DATA SECTION:
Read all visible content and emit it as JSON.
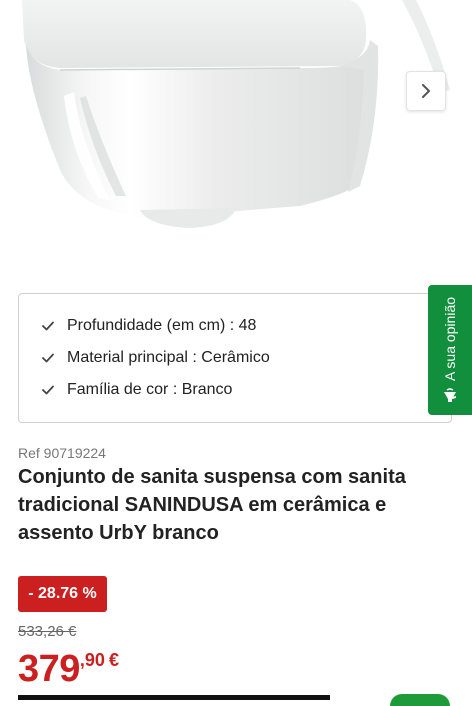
{
  "gallery": {
    "next_icon": "chevron-right-icon"
  },
  "features": [
    {
      "icon": "check-icon",
      "text": "Profundidade (em cm) : 48"
    },
    {
      "icon": "check-icon",
      "text": "Material principal : Cerâmico"
    },
    {
      "icon": "check-icon",
      "text": "Família de cor : Branco"
    }
  ],
  "feedback": {
    "label": "A sua opinião",
    "icon": "megaphone-icon",
    "color": "#128f3c"
  },
  "product": {
    "ref": "Ref 90719224",
    "title": "Conjunto de sanita suspensa com sanita tradicional SANINDUSA em cerâmica e assento UrbY branco",
    "discount": "- 28.76 %",
    "old_price": "533,26 €",
    "price_int": "379",
    "price_dec": ",90",
    "currency": "€"
  },
  "colors": {
    "accent_red": "#cc1f1f",
    "accent_green": "#128f3c"
  }
}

THE TASK:
Above are the records; reproduce them exactly and leave out the pictures.

OUTPUT FOR THIS TASK:
Read all visible content and emit it as JSON.
{
  "gallery": {
    "next_icon": "chevron-right-icon"
  },
  "features": [
    {
      "icon": "check-icon",
      "text": "Profundidade (em cm) : 48"
    },
    {
      "icon": "check-icon",
      "text": "Material principal : Cerâmico"
    },
    {
      "icon": "check-icon",
      "text": "Família de cor : Branco"
    }
  ],
  "feedback": {
    "label": "A sua opinião",
    "icon": "megaphone-icon",
    "color": "#128f3c"
  },
  "product": {
    "ref": "Ref 90719224",
    "title": "Conjunto de sanita suspensa com sanita tradicional SANINDUSA em cerâmica e assento UrbY branco",
    "discount": "- 28.76 %",
    "old_price": "533,26 €",
    "price_int": "379",
    "price_dec": ",90",
    "currency": "€"
  },
  "colors": {
    "accent_red": "#cc1f1f",
    "accent_green": "#128f3c"
  }
}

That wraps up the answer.